EXERCISE DETAILS
State how many lines of the data contain the word "placeholder", and write nothing besides the number.

### PROVIDED ENTRIES

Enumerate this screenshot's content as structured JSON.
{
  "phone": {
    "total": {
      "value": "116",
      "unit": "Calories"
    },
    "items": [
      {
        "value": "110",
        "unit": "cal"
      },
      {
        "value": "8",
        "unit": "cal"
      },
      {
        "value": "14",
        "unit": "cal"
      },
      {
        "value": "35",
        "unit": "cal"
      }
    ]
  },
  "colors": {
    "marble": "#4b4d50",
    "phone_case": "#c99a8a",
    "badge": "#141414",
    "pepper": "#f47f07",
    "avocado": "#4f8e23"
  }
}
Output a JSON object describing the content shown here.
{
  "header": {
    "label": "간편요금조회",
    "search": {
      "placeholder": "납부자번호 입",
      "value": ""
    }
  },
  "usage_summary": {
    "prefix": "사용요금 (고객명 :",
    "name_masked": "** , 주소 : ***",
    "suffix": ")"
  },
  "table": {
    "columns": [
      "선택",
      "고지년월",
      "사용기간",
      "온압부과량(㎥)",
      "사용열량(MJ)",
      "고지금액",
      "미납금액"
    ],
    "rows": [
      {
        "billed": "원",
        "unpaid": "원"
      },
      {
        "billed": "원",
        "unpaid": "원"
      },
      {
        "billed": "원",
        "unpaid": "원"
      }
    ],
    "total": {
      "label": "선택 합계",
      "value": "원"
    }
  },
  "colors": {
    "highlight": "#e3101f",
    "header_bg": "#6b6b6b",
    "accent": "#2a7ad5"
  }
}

######
### PROVIDED ENTRIES

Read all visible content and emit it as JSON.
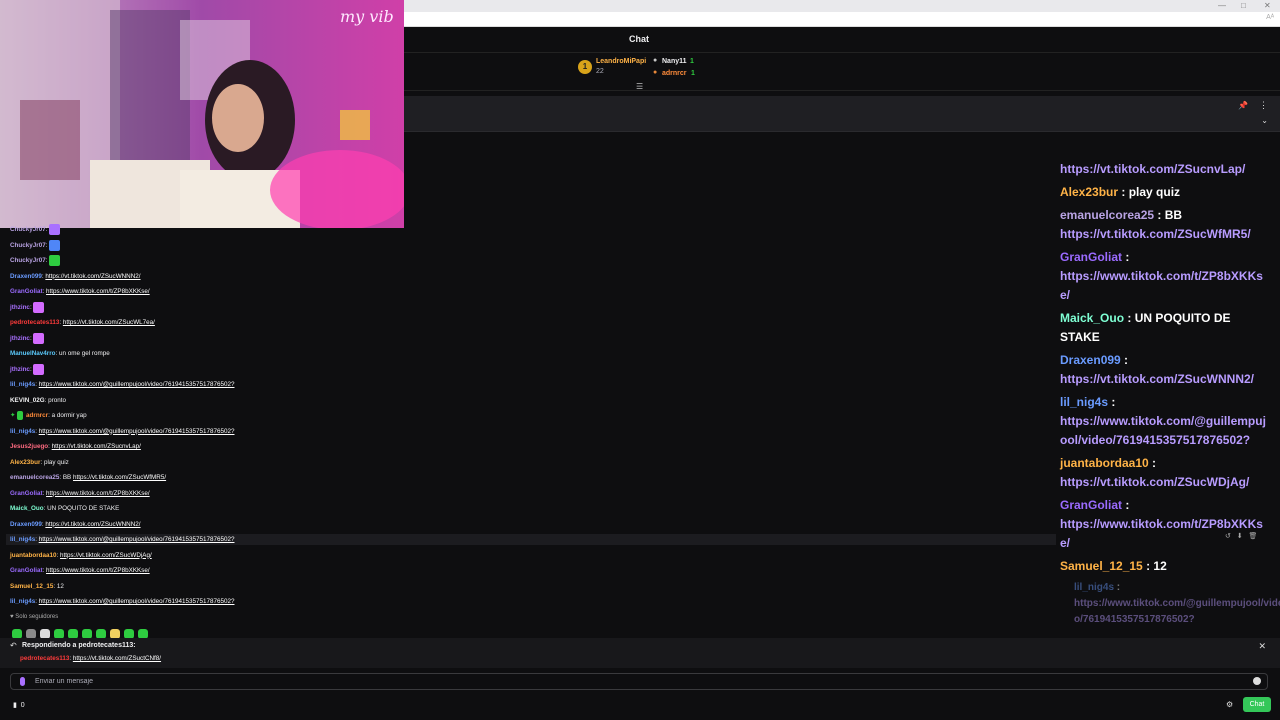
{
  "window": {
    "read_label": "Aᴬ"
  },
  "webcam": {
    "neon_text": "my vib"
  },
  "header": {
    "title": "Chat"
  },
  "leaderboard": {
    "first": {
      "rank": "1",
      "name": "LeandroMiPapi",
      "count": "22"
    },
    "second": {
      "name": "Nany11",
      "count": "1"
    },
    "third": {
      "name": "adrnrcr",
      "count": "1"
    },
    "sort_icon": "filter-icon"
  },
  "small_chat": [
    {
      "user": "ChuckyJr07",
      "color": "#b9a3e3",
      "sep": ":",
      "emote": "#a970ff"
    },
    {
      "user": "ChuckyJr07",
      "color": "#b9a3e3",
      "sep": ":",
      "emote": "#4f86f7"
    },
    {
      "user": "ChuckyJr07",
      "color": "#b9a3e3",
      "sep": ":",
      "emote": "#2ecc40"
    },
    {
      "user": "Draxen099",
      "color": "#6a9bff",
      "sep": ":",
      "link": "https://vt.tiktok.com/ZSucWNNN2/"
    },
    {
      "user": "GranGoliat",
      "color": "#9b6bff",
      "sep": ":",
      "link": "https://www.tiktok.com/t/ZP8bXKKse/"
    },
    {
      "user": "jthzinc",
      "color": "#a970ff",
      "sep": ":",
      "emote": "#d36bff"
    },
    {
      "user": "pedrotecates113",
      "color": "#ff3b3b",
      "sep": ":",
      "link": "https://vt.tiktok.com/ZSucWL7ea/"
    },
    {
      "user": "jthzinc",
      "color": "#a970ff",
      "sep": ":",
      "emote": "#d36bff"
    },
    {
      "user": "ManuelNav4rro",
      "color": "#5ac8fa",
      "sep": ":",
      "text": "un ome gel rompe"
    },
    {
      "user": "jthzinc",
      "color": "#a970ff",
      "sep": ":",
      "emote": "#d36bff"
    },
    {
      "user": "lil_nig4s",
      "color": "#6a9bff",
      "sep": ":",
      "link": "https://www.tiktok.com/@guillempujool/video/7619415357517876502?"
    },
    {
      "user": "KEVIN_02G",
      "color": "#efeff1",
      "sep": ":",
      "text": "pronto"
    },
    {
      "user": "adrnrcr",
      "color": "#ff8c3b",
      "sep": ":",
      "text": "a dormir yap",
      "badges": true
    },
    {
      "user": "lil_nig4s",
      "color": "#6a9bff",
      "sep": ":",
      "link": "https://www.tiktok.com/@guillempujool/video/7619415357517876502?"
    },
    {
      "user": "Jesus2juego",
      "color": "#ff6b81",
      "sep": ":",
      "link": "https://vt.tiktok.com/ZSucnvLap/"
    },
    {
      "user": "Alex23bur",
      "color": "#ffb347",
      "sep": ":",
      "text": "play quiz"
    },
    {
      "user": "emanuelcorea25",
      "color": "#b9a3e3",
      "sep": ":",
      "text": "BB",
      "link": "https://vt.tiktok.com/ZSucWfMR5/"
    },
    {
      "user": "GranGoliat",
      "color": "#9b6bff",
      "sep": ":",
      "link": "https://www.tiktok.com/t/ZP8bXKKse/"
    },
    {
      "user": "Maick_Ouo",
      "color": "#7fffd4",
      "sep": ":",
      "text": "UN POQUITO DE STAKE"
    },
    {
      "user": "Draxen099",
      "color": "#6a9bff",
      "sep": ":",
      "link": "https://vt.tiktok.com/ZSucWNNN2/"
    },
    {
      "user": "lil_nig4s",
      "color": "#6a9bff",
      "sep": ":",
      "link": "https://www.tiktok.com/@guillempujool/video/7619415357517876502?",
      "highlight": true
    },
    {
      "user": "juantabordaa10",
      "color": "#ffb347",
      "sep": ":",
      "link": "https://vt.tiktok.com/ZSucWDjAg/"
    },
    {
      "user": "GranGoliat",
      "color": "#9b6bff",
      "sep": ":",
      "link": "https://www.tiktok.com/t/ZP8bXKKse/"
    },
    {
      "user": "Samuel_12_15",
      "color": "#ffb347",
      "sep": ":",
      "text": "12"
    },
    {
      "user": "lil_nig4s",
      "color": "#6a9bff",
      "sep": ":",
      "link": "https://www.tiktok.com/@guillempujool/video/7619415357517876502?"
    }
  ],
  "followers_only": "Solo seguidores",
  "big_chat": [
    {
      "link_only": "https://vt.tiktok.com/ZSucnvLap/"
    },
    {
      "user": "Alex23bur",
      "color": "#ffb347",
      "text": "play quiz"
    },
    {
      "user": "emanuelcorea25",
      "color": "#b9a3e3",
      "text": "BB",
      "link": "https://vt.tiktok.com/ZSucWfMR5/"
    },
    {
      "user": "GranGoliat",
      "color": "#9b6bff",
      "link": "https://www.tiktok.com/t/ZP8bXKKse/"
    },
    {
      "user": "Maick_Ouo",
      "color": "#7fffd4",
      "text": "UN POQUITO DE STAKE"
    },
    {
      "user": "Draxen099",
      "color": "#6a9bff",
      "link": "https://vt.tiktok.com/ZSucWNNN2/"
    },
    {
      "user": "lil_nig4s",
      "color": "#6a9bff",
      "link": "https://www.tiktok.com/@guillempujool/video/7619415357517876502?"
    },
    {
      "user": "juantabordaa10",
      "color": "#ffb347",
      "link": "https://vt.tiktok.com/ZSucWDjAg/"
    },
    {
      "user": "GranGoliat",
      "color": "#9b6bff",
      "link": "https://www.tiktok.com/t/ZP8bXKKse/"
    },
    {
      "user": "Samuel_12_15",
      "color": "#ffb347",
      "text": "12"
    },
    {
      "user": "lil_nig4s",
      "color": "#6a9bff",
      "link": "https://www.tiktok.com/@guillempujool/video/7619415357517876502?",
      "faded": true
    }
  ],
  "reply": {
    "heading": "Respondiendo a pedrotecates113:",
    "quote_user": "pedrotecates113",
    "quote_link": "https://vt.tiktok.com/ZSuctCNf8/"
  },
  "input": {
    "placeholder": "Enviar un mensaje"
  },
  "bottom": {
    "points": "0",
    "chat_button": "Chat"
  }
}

######

RESPONSE TO THIS EXERCISE
2